## start Exercise inputs

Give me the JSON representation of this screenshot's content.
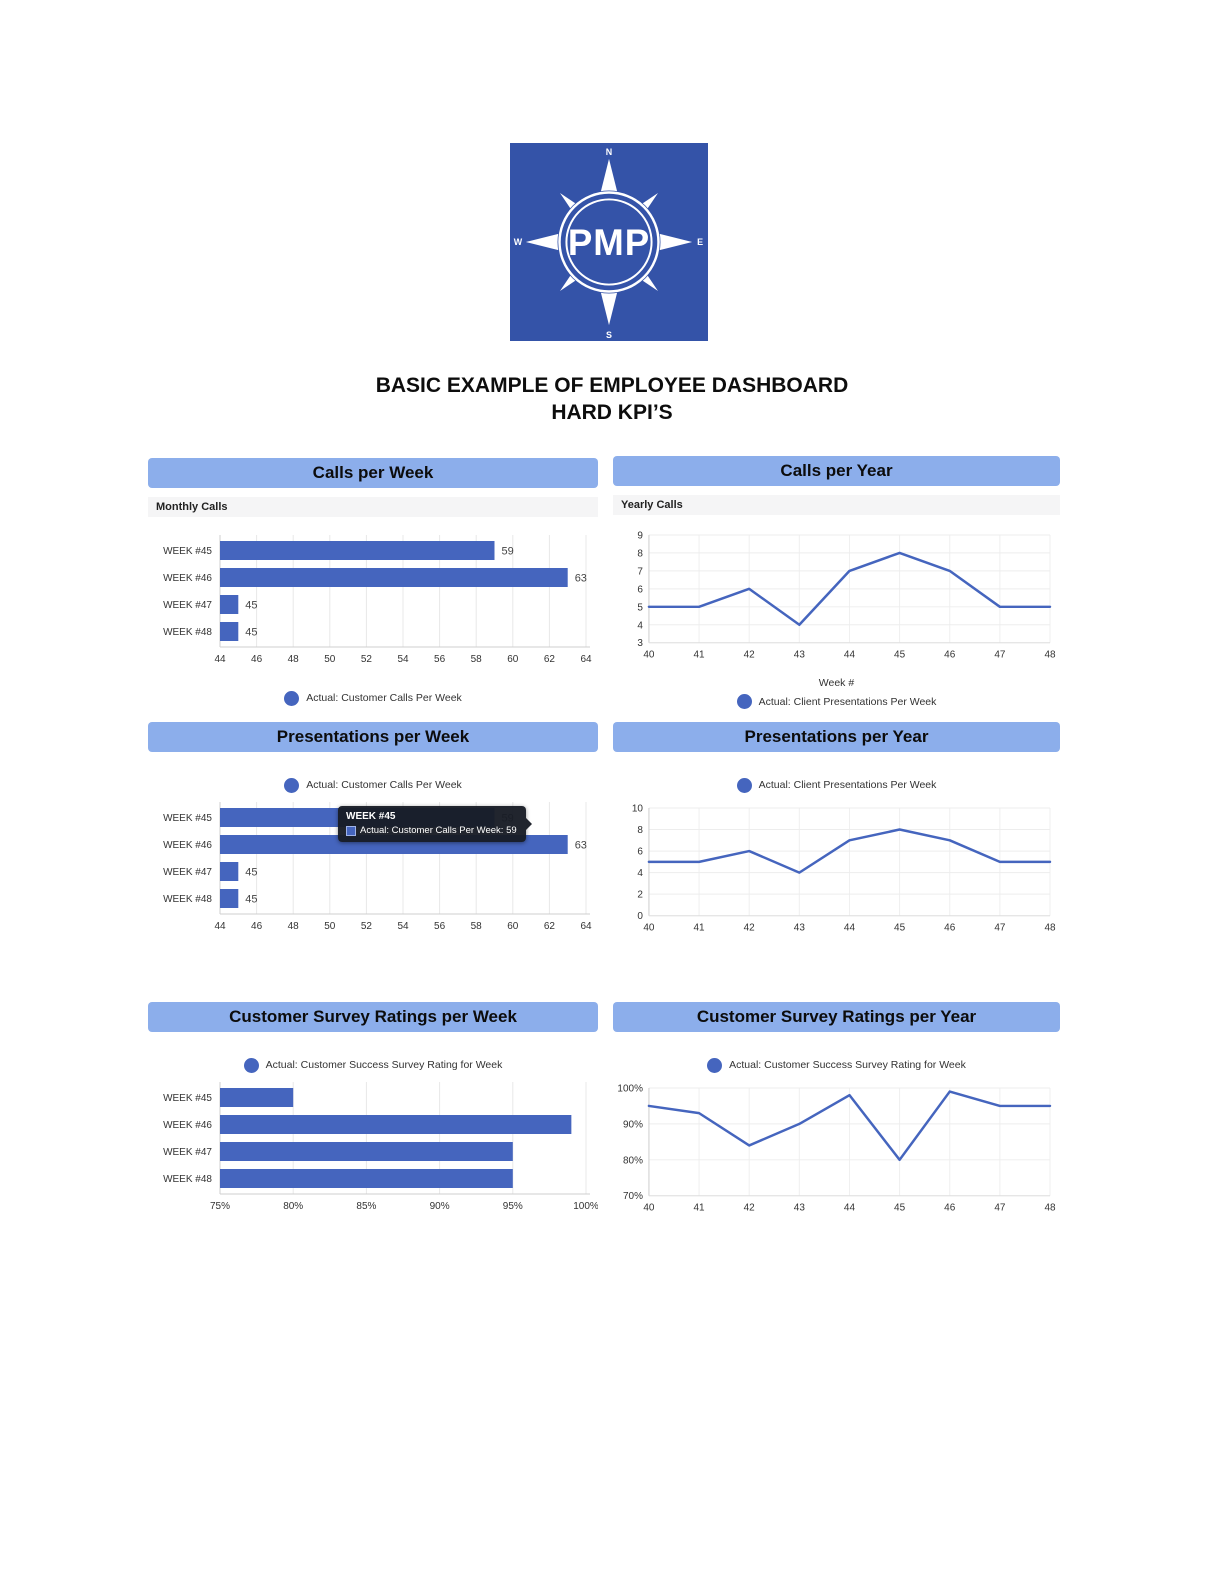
{
  "page": {
    "title_line1": "BASIC EXAMPLE OF EMPLOYEE DASHBOARD",
    "title_line2": "HARD KPI’S",
    "logo": {
      "text": "PMP",
      "n": "N",
      "e": "E",
      "s": "S",
      "w": "W"
    }
  },
  "colors": {
    "banner": "#8CAEEB",
    "series": "#4565BE",
    "logo_blue": "#3453A8",
    "tooltip_bg": "#181C25"
  },
  "chart_data": [
    {
      "id": "calls-per-week",
      "type": "bar",
      "title": "Calls per Week",
      "subtitle": "Monthly Calls",
      "legend": "Actual: Customer Calls Per Week",
      "legend_position": "bottom",
      "categories": [
        "WEEK #45",
        "WEEK #46",
        "WEEK #47",
        "WEEK #48"
      ],
      "values": [
        59,
        63,
        45,
        45
      ],
      "value_labels": true,
      "xlim": [
        44,
        64
      ],
      "xticks": [
        44,
        46,
        48,
        50,
        52,
        54,
        56,
        58,
        60,
        62,
        64
      ],
      "tick_suffix": ""
    },
    {
      "id": "calls-per-year",
      "type": "line",
      "title": "Calls per Year",
      "subtitle": "Yearly Calls",
      "legend": "Actual: Client Presentations Per Week",
      "legend_position": "bottom",
      "xlabel": "Week #",
      "x": [
        40,
        41,
        42,
        43,
        44,
        45,
        46,
        47,
        48
      ],
      "values": [
        5,
        5,
        6,
        4,
        7,
        8,
        7,
        5,
        5
      ],
      "ylim": [
        3,
        9
      ],
      "yticks": [
        3,
        4,
        5,
        6,
        7,
        8,
        9
      ],
      "tick_suffix": ""
    },
    {
      "id": "presentations-per-week",
      "type": "bar",
      "title": "Presentations per Week",
      "legend": "Actual: Customer Calls Per Week",
      "legend_position": "top",
      "categories": [
        "WEEK #45",
        "WEEK #46",
        "WEEK #47",
        "WEEK #48"
      ],
      "values": [
        59,
        63,
        45,
        45
      ],
      "value_labels": true,
      "xlim": [
        44,
        64
      ],
      "xticks": [
        44,
        46,
        48,
        50,
        52,
        54,
        56,
        58,
        60,
        62,
        64
      ],
      "tick_suffix": "",
      "tooltip": {
        "title": "WEEK #45",
        "text": "Actual: Customer Calls Per Week: 59"
      }
    },
    {
      "id": "presentations-per-year",
      "type": "line",
      "title": "Presentations per Year",
      "legend": "Actual: Client Presentations Per Week",
      "legend_position": "top",
      "x": [
        40,
        41,
        42,
        43,
        44,
        45,
        46,
        47,
        48
      ],
      "values": [
        5,
        5,
        6,
        4,
        7,
        8,
        7,
        5,
        5
      ],
      "ylim": [
        0,
        10
      ],
      "yticks": [
        0,
        2,
        4,
        6,
        8,
        10
      ],
      "tick_suffix": ""
    },
    {
      "id": "customer-survey-ratings-per-week",
      "type": "bar",
      "title": "Customer Survey Ratings per Week",
      "legend": "Actual: Customer Success Survey Rating for Week",
      "legend_position": "top",
      "categories": [
        "WEEK #45",
        "WEEK #46",
        "WEEK #47",
        "WEEK #48"
      ],
      "values": [
        80,
        99,
        95,
        95
      ],
      "value_labels": false,
      "xlim": [
        75,
        100
      ],
      "xticks": [
        75,
        80,
        85,
        90,
        95,
        100
      ],
      "tick_suffix": "%"
    },
    {
      "id": "customer-survey-ratings-per-year",
      "type": "line",
      "title": "Customer Survey Ratings per Year",
      "legend": "Actual: Customer Success Survey Rating for Week",
      "legend_position": "top",
      "x": [
        40,
        41,
        42,
        43,
        44,
        45,
        46,
        47,
        48
      ],
      "values": [
        95,
        93,
        84,
        90,
        98,
        80,
        99,
        95,
        95
      ],
      "ylim": [
        70,
        100
      ],
      "yticks": [
        70,
        80,
        90,
        100
      ],
      "tick_suffix": "%"
    }
  ]
}
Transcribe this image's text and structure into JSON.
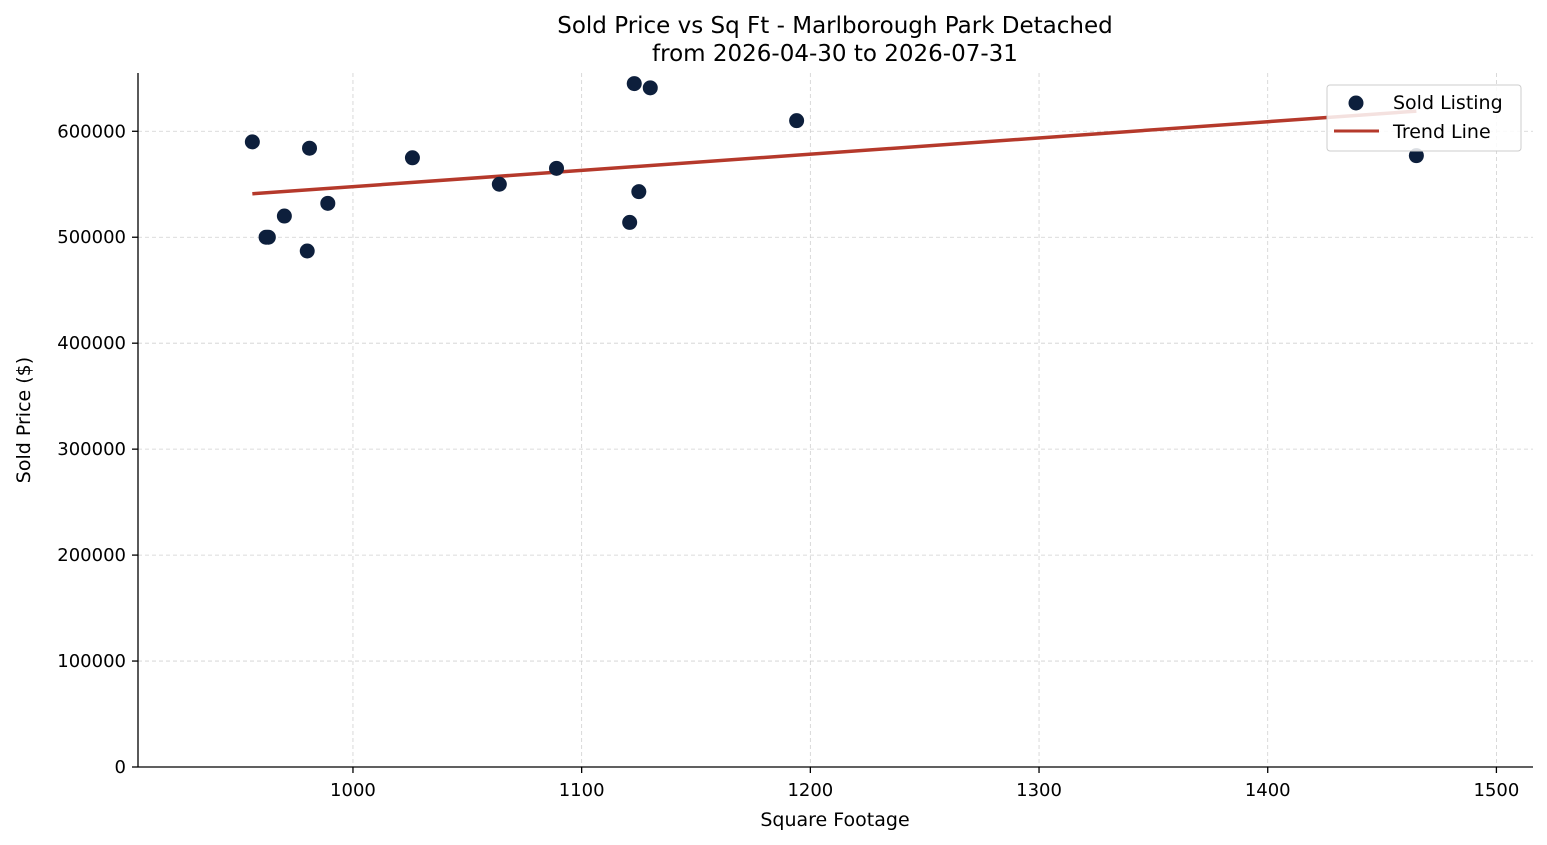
{
  "chart_data": {
    "type": "scatter",
    "title": "Sold Price vs Sq Ft - Marlborough Park Detached",
    "subtitle": "from 2026-04-30 to 2026-07-31",
    "xlabel": "Square Footage",
    "ylabel": "Sold Price ($)",
    "xlim": [
      906,
      1516
    ],
    "ylim": [
      0,
      655000
    ],
    "xticks": [
      1000,
      1100,
      1200,
      1300,
      1400,
      1500
    ],
    "yticks": [
      0,
      100000,
      200000,
      300000,
      400000,
      500000,
      600000
    ],
    "grid": true,
    "legend_position": "top-right",
    "series": [
      {
        "name": "Sold Listing",
        "kind": "scatter",
        "color": "#0d1f3c",
        "points": [
          {
            "x": 956,
            "y": 590000
          },
          {
            "x": 962,
            "y": 500000
          },
          {
            "x": 963,
            "y": 500000
          },
          {
            "x": 970,
            "y": 520000
          },
          {
            "x": 980,
            "y": 487000
          },
          {
            "x": 981,
            "y": 584000
          },
          {
            "x": 989,
            "y": 532000
          },
          {
            "x": 1026,
            "y": 575000
          },
          {
            "x": 1064,
            "y": 550000
          },
          {
            "x": 1089,
            "y": 565000
          },
          {
            "x": 1121,
            "y": 514000
          },
          {
            "x": 1123,
            "y": 645000
          },
          {
            "x": 1125,
            "y": 543000
          },
          {
            "x": 1130,
            "y": 641000
          },
          {
            "x": 1194,
            "y": 610000
          },
          {
            "x": 1465,
            "y": 577000
          }
        ]
      },
      {
        "name": "Trend Line",
        "kind": "line",
        "color": "#b5392b",
        "points": [
          {
            "x": 956,
            "y": 541000
          },
          {
            "x": 1465,
            "y": 619000
          }
        ]
      }
    ]
  }
}
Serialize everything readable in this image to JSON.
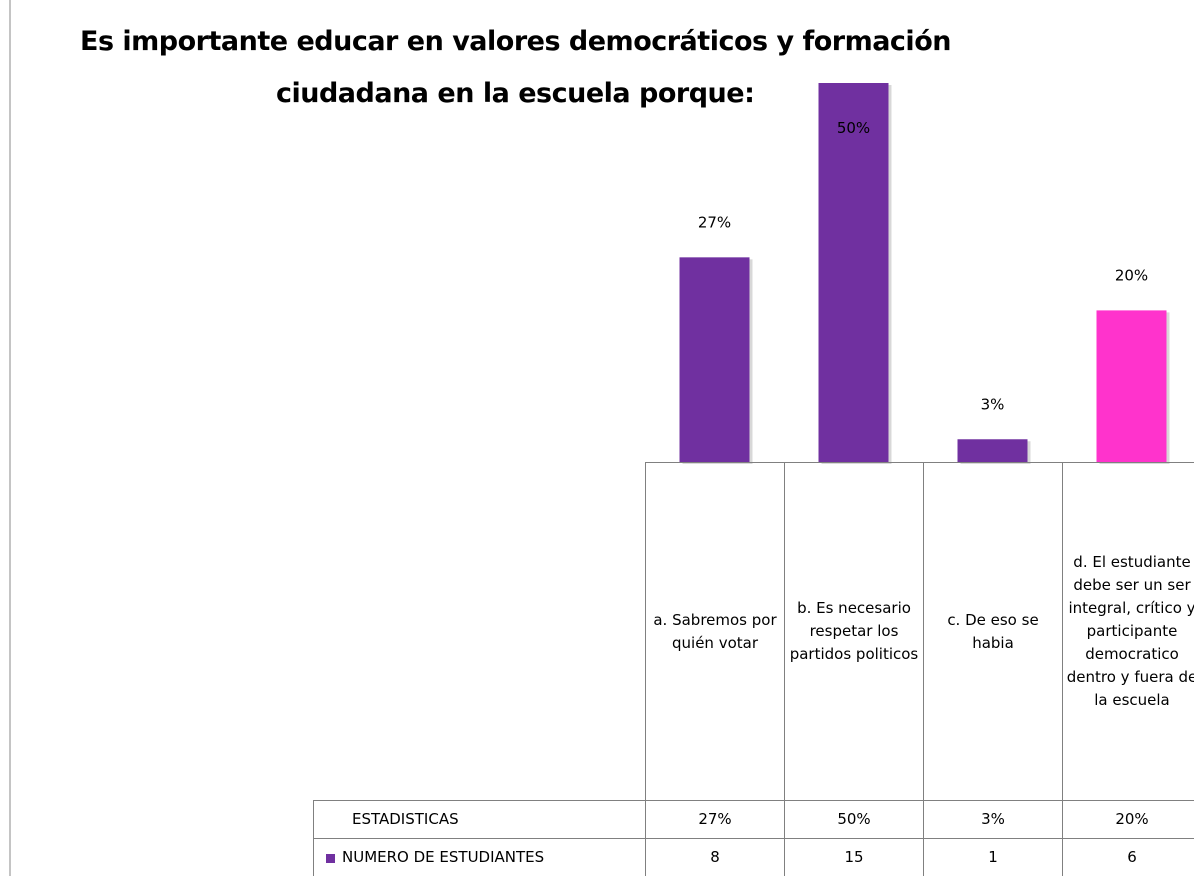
{
  "chart_data": {
    "type": "bar",
    "title_lines": [
      "Es importante educar en valores democráticos y formación",
      "ciudadana en la escuela porque:"
    ],
    "categories": [
      "a. Sabremos por quién votar",
      "b. Es necesario respetar los partidos politicos",
      "c. De eso se habia",
      "d. El estudiante debe ser un ser integral, crítico y participante democratico dentro y fuera de la escuela"
    ],
    "values": [
      27,
      50,
      3,
      20
    ],
    "value_labels": [
      "27%",
      "50%",
      "3%",
      "20%"
    ],
    "colors": [
      "#7030a0",
      "#7030a0",
      "#7030a0",
      "#ff33cc"
    ],
    "ylim": [
      0,
      50
    ],
    "table_rows": [
      {
        "name": "ESTADISTICAS"
      },
      {
        "name": "NUMERO DE ESTUDIANTES",
        "color": "#7030a0",
        "values": [
          8,
          15,
          1,
          6
        ]
      }
    ]
  }
}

## end Exercise inputs

Give all the entries again exactly, dropping each picture.

*Result*
Give me the JSON representation of this screenshot's content.
{
  "page": {
    "title_line1": "BASIC EXAMPLE OF EMPLOYEE DASHBOARD",
    "title_line2": "HARD KPI’S",
    "logo": {
      "text": "PMP",
      "n": "N",
      "e": "E",
      "s": "S",
      "w": "W"
    }
  },
  "colors": {
    "banner": "#8CAEEB",
    "series": "#4565BE",
    "logo_blue": "#3453A8",
    "tooltip_bg": "#181C25"
  },
  "chart_data": [
    {
      "id": "calls-per-week",
      "type": "bar",
      "title": "Calls per Week",
      "subtitle": "Monthly Calls",
      "legend": "Actual: Customer Calls Per Week",
      "legend_position": "bottom",
      "categories": [
        "WEEK #45",
        "WEEK #46",
        "WEEK #47",
        "WEEK #48"
      ],
      "values": [
        59,
        63,
        45,
        45
      ],
      "value_labels": true,
      "xlim": [
        44,
        64
      ],
      "xticks": [
        44,
        46,
        48,
        50,
        52,
        54,
        56,
        58,
        60,
        62,
        64
      ],
      "tick_suffix": ""
    },
    {
      "id": "calls-per-year",
      "type": "line",
      "title": "Calls per Year",
      "subtitle": "Yearly Calls",
      "legend": "Actual: Client Presentations Per Week",
      "legend_position": "bottom",
      "xlabel": "Week #",
      "x": [
        40,
        41,
        42,
        43,
        44,
        45,
        46,
        47,
        48
      ],
      "values": [
        5,
        5,
        6,
        4,
        7,
        8,
        7,
        5,
        5
      ],
      "ylim": [
        3,
        9
      ],
      "yticks": [
        3,
        4,
        5,
        6,
        7,
        8,
        9
      ],
      "tick_suffix": ""
    },
    {
      "id": "presentations-per-week",
      "type": "bar",
      "title": "Presentations per Week",
      "legend": "Actual: Customer Calls Per Week",
      "legend_position": "top",
      "categories": [
        "WEEK #45",
        "WEEK #46",
        "WEEK #47",
        "WEEK #48"
      ],
      "values": [
        59,
        63,
        45,
        45
      ],
      "value_labels": true,
      "xlim": [
        44,
        64
      ],
      "xticks": [
        44,
        46,
        48,
        50,
        52,
        54,
        56,
        58,
        60,
        62,
        64
      ],
      "tick_suffix": "",
      "tooltip": {
        "title": "WEEK #45",
        "text": "Actual: Customer Calls Per Week: 59"
      }
    },
    {
      "id": "presentations-per-year",
      "type": "line",
      "title": "Presentations per Year",
      "legend": "Actual: Client Presentations Per Week",
      "legend_position": "top",
      "x": [
        40,
        41,
        42,
        43,
        44,
        45,
        46,
        47,
        48
      ],
      "values": [
        5,
        5,
        6,
        4,
        7,
        8,
        7,
        5,
        5
      ],
      "ylim": [
        0,
        10
      ],
      "yticks": [
        0,
        2,
        4,
        6,
        8,
        10
      ],
      "tick_suffix": ""
    },
    {
      "id": "customer-survey-ratings-per-week",
      "type": "bar",
      "title": "Customer Survey Ratings per Week",
      "legend": "Actual: Customer Success Survey Rating for Week",
      "legend_position": "top",
      "categories": [
        "WEEK #45",
        "WEEK #46",
        "WEEK #47",
        "WEEK #48"
      ],
      "values": [
        80,
        99,
        95,
        95
      ],
      "value_labels": false,
      "xlim": [
        75,
        100
      ],
      "xticks": [
        75,
        80,
        85,
        90,
        95,
        100
      ],
      "tick_suffix": "%"
    },
    {
      "id": "customer-survey-ratings-per-year",
      "type": "line",
      "title": "Customer Survey Ratings per Year",
      "legend": "Actual: Customer Success Survey Rating for Week",
      "legend_position": "top",
      "x": [
        40,
        41,
        42,
        43,
        44,
        45,
        46,
        47,
        48
      ],
      "values": [
        95,
        93,
        84,
        90,
        98,
        80,
        99,
        95,
        95
      ],
      "ylim": [
        70,
        100
      ],
      "yticks": [
        70,
        80,
        90,
        100
      ],
      "tick_suffix": "%"
    }
  ]
}
Transcribe this image's text and structure into JSON.
{
  "chart_data": {
    "type": "scatter",
    "title": "Sold Price vs Sq Ft - Marlborough Park Detached",
    "subtitle": "from 2026-04-30 to 2026-07-31",
    "xlabel": "Square Footage",
    "ylabel": "Sold Price ($)",
    "xlim": [
      906,
      1516
    ],
    "ylim": [
      0,
      655000
    ],
    "xticks": [
      1000,
      1100,
      1200,
      1300,
      1400,
      1500
    ],
    "yticks": [
      0,
      100000,
      200000,
      300000,
      400000,
      500000,
      600000
    ],
    "grid": true,
    "legend_position": "top-right",
    "series": [
      {
        "name": "Sold Listing",
        "kind": "scatter",
        "color": "#0d1f3c",
        "points": [
          {
            "x": 956,
            "y": 590000
          },
          {
            "x": 962,
            "y": 500000
          },
          {
            "x": 963,
            "y": 500000
          },
          {
            "x": 970,
            "y": 520000
          },
          {
            "x": 980,
            "y": 487000
          },
          {
            "x": 981,
            "y": 584000
          },
          {
            "x": 989,
            "y": 532000
          },
          {
            "x": 1026,
            "y": 575000
          },
          {
            "x": 1064,
            "y": 550000
          },
          {
            "x": 1089,
            "y": 565000
          },
          {
            "x": 1121,
            "y": 514000
          },
          {
            "x": 1123,
            "y": 645000
          },
          {
            "x": 1125,
            "y": 543000
          },
          {
            "x": 1130,
            "y": 641000
          },
          {
            "x": 1194,
            "y": 610000
          },
          {
            "x": 1465,
            "y": 577000
          }
        ]
      },
      {
        "name": "Trend Line",
        "kind": "line",
        "color": "#b5392b",
        "points": [
          {
            "x": 956,
            "y": 541000
          },
          {
            "x": 1465,
            "y": 619000
          }
        ]
      }
    ]
  }
}
Serialize everything readable in this image to JSON.
{
  "chart_data": {
    "type": "bar",
    "title_lines": [
      "Es importante educar en valores democráticos y formación",
      "ciudadana en la escuela porque:"
    ],
    "categories": [
      "a. Sabremos por quién votar",
      "b. Es necesario respetar los partidos politicos",
      "c. De eso se habia",
      "d. El estudiante debe ser un ser integral, crítico y participante democratico dentro y fuera de la escuela"
    ],
    "values": [
      27,
      50,
      3,
      20
    ],
    "value_labels": [
      "27%",
      "50%",
      "3%",
      "20%"
    ],
    "colors": [
      "#7030a0",
      "#7030a0",
      "#7030a0",
      "#ff33cc"
    ],
    "ylim": [
      0,
      50
    ],
    "table_rows": [
      {
        "name": "ESTADISTICAS"
      },
      {
        "name": "NUMERO DE ESTUDIANTES",
        "color": "#7030a0",
        "values": [
          8,
          15,
          1,
          6
        ]
      }
    ]
  }
}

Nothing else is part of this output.